Requirements: Every record must be transcribed in its entirety, apart from the images, which are to be omitted.

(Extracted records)
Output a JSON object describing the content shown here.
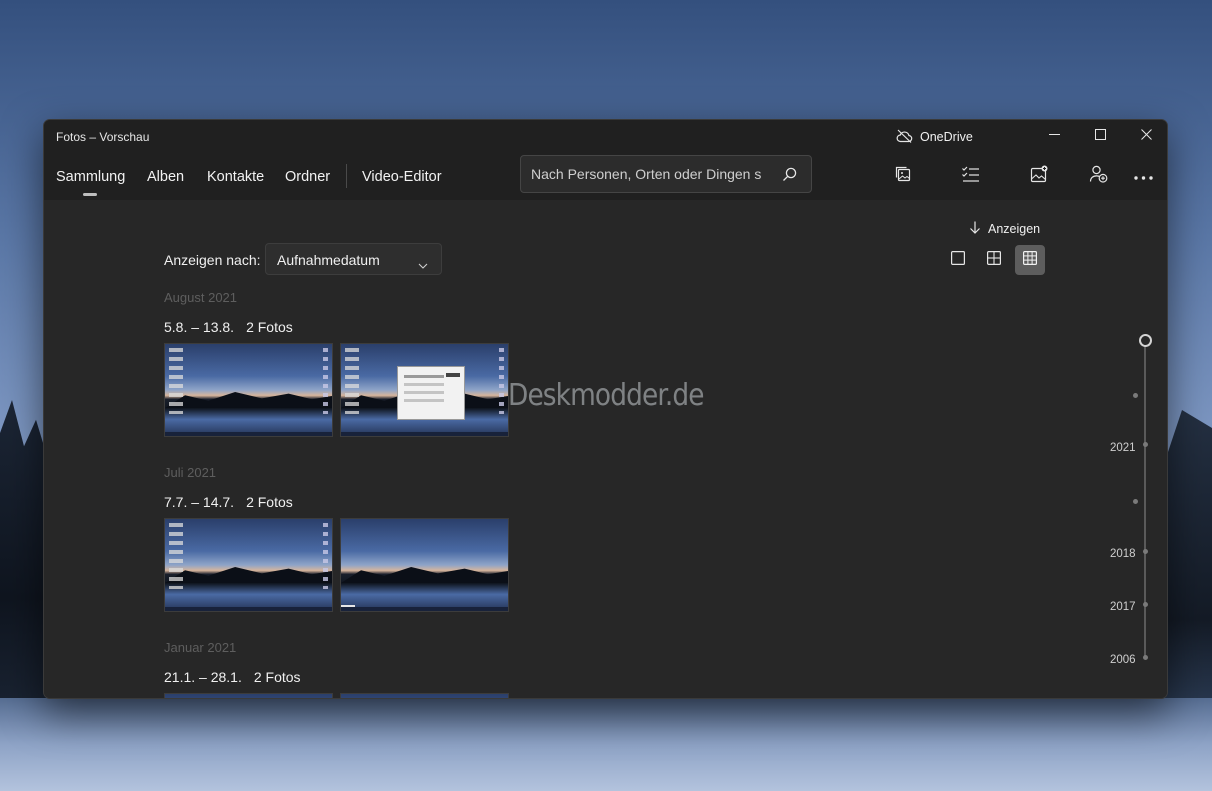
{
  "window": {
    "title": "Fotos – Vorschau",
    "onedrive_label": "OneDrive"
  },
  "nav": {
    "tabs": [
      {
        "label": "Sammlung",
        "active": true
      },
      {
        "label": "Alben"
      },
      {
        "label": "Kontakte"
      },
      {
        "label": "Ordner"
      },
      {
        "label": "Video-Editor"
      }
    ]
  },
  "search": {
    "placeholder": "Nach Personen, Orten oder Dingen su"
  },
  "toolbar": {
    "icons": [
      "photo-stack-icon",
      "select-list-icon",
      "image-import-icon",
      "person-add-icon",
      "more-icon"
    ]
  },
  "view": {
    "sort_label": "Anzeigen",
    "view_by_label": "Anzeigen nach:",
    "view_by_value": "Aufnahmedatum",
    "size_options": [
      "single",
      "medium-grid",
      "small-grid"
    ],
    "selected_size": "small-grid"
  },
  "groups": [
    {
      "month": "August 2021",
      "range": "5.8. – 13.8.",
      "count": "2 Fotos"
    },
    {
      "month": "Juli 2021",
      "range": "7.7. – 14.7.",
      "count": "2 Fotos"
    },
    {
      "month": "Januar 2021",
      "range": "21.1. – 28.1.",
      "count": "2 Fotos"
    }
  ],
  "watermark": "Deskmodder.de",
  "timeline": {
    "years": [
      "2021",
      "2018",
      "2017",
      "2006"
    ]
  },
  "colors": {
    "window_bg": "#272727",
    "titlebar_bg": "#202020",
    "selected_view_bg": "#5d5d5d",
    "month_label": "#5e5e5e"
  }
}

Written reply:
Output a JSON object describing the content shown here.
{
  "window": {
    "title": "Fotos – Vorschau",
    "onedrive_label": "OneDrive"
  },
  "nav": {
    "tabs": [
      {
        "label": "Sammlung",
        "active": true
      },
      {
        "label": "Alben"
      },
      {
        "label": "Kontakte"
      },
      {
        "label": "Ordner"
      },
      {
        "label": "Video-Editor"
      }
    ]
  },
  "search": {
    "placeholder": "Nach Personen, Orten oder Dingen su"
  },
  "toolbar": {
    "icons": [
      "photo-stack-icon",
      "select-list-icon",
      "image-import-icon",
      "person-add-icon",
      "more-icon"
    ]
  },
  "view": {
    "sort_label": "Anzeigen",
    "view_by_label": "Anzeigen nach:",
    "view_by_value": "Aufnahmedatum",
    "size_options": [
      "single",
      "medium-grid",
      "small-grid"
    ],
    "selected_size": "small-grid"
  },
  "groups": [
    {
      "month": "August 2021",
      "range": "5.8. – 13.8.",
      "count": "2 Fotos"
    },
    {
      "month": "Juli 2021",
      "range": "7.7. – 14.7.",
      "count": "2 Fotos"
    },
    {
      "month": "Januar 2021",
      "range": "21.1. – 28.1.",
      "count": "2 Fotos"
    }
  ],
  "watermark": "Deskmodder.de",
  "timeline": {
    "years": [
      "2021",
      "2018",
      "2017",
      "2006"
    ]
  },
  "colors": {
    "window_bg": "#272727",
    "titlebar_bg": "#202020",
    "selected_view_bg": "#5d5d5d",
    "month_label": "#5e5e5e"
  }
}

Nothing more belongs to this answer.